Extracted data entries:
-------------------------
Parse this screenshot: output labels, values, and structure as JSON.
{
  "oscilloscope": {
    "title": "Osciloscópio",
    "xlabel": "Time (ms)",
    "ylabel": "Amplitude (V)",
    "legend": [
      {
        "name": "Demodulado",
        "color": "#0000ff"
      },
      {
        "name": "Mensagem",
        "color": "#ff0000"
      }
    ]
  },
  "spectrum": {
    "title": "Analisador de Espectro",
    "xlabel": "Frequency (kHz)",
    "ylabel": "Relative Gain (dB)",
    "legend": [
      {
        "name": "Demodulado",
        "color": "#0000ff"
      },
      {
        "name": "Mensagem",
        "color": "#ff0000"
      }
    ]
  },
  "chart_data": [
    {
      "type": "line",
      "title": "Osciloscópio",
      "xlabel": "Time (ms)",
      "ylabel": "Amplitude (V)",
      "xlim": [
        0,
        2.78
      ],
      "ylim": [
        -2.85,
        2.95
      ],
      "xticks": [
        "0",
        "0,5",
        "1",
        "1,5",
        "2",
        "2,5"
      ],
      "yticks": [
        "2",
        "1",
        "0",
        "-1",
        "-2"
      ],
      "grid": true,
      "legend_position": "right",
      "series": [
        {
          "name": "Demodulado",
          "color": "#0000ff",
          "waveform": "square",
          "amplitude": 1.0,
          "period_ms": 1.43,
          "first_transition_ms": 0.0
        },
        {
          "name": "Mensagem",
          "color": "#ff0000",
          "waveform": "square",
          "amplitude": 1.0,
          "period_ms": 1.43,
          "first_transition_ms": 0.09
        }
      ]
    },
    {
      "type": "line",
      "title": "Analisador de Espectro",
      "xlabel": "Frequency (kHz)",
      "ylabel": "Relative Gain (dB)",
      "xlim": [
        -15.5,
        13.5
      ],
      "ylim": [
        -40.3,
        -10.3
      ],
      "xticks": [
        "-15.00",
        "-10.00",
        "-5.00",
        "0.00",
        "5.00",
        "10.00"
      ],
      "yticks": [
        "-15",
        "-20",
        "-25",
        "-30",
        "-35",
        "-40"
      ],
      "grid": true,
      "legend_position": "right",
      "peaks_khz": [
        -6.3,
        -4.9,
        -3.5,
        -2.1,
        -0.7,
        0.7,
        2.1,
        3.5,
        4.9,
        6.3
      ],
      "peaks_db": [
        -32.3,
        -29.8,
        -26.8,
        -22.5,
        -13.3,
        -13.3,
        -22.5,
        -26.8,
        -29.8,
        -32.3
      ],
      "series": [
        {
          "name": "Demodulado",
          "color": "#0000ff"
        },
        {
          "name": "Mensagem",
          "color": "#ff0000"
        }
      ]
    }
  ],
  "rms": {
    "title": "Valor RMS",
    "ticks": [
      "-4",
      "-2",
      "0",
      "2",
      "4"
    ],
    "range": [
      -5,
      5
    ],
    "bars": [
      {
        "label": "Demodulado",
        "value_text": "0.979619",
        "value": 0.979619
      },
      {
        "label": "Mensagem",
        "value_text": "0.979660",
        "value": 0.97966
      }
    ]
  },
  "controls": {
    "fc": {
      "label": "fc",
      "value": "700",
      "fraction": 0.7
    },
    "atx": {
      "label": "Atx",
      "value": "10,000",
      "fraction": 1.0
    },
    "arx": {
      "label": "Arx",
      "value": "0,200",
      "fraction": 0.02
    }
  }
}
-------------------------
Direction: Scan the material and collect every line that contains "Espectro".

Solution:
    "title": "Analisador de Espectro",
      "title": "Analisador de Espectro",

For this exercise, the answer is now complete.